## Given instruction:
Look for "type" in the listing below. Gather each line that contains it.

## Recorded data:
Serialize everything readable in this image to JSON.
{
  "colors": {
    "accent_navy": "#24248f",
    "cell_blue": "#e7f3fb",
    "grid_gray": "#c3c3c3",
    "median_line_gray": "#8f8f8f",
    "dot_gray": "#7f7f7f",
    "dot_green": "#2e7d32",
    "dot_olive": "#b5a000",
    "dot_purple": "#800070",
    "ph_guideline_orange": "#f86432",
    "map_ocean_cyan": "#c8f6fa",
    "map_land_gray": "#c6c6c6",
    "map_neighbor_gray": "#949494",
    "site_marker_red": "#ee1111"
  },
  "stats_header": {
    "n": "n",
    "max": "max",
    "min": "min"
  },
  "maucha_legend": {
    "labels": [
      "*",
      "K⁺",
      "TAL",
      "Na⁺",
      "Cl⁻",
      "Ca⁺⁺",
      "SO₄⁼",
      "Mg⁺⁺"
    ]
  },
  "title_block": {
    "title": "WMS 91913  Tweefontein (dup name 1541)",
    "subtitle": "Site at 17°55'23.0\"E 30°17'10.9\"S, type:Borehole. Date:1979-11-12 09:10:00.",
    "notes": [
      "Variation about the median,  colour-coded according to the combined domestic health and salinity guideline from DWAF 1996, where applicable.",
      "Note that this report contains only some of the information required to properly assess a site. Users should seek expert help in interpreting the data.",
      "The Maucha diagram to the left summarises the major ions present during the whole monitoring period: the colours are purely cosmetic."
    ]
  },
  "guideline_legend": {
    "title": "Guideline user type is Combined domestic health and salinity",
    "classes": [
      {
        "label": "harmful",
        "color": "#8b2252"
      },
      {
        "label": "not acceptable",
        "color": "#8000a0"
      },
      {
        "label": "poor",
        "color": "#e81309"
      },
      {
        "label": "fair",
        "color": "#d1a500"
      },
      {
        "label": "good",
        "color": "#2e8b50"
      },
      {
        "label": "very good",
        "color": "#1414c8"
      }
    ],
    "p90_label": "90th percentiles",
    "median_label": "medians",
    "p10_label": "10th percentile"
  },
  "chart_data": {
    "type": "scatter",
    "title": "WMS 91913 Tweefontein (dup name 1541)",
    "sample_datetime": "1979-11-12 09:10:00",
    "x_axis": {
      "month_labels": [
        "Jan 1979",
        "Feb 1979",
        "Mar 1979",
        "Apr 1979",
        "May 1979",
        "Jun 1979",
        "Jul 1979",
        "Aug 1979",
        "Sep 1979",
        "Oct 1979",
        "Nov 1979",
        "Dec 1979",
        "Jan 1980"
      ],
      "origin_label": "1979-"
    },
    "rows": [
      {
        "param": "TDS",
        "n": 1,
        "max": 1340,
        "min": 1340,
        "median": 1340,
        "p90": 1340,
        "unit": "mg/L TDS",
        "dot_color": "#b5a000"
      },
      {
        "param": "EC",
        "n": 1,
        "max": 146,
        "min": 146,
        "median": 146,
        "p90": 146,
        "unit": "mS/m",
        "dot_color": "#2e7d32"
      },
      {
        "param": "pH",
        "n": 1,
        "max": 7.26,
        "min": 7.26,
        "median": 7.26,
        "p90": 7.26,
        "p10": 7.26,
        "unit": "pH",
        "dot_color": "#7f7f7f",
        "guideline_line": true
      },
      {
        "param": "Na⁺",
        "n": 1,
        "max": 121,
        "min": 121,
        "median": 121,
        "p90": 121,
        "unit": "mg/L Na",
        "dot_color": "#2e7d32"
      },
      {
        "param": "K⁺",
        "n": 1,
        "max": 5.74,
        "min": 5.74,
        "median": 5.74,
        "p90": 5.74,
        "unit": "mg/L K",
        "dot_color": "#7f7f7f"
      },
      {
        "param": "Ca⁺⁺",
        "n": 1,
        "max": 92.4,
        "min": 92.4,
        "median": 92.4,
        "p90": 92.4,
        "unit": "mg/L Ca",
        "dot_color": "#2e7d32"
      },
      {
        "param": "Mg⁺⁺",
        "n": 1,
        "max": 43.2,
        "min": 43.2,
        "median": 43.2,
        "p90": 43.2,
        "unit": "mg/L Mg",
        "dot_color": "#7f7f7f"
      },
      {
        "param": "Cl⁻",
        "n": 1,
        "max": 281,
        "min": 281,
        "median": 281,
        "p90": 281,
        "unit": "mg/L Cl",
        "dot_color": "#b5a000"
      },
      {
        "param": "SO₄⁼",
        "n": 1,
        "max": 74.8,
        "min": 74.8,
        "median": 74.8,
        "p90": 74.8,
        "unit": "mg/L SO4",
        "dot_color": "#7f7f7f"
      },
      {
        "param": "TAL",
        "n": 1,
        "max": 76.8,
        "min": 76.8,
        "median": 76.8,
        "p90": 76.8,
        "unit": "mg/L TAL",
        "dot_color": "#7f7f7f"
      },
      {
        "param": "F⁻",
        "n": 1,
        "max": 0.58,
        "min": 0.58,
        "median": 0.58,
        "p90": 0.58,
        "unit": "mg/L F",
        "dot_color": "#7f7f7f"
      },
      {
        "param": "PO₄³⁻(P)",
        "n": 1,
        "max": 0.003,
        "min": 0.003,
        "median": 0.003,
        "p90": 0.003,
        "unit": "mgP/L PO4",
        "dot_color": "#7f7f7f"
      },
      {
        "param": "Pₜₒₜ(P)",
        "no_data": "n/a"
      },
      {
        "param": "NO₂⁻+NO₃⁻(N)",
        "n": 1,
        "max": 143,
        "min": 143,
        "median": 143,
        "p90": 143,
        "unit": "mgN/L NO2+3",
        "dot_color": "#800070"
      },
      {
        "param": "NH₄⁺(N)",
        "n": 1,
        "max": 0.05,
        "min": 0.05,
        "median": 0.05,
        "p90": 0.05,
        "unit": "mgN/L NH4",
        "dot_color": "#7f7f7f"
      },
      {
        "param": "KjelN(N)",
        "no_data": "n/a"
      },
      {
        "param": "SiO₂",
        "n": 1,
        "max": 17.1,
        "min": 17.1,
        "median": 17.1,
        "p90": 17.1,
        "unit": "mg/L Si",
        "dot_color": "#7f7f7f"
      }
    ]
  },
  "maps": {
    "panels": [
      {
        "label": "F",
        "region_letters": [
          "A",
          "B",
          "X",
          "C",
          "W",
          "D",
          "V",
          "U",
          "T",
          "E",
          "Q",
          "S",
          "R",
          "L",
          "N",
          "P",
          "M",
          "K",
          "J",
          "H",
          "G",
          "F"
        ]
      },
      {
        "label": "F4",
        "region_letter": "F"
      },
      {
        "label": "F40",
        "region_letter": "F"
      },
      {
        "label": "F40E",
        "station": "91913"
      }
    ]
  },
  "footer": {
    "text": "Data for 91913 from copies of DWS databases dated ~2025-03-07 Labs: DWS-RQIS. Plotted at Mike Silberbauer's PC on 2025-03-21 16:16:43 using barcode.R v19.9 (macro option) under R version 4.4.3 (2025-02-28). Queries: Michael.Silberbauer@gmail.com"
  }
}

## Output for this exercise:
    "subtitle": "Site at 17°55'23.0\"E 30°17'10.9\"S, type:Borehole. Date:1979-11-12 09:10:00.",
    "title": "Guideline user type is Combined domestic health and salinity",
    "type": "scatter",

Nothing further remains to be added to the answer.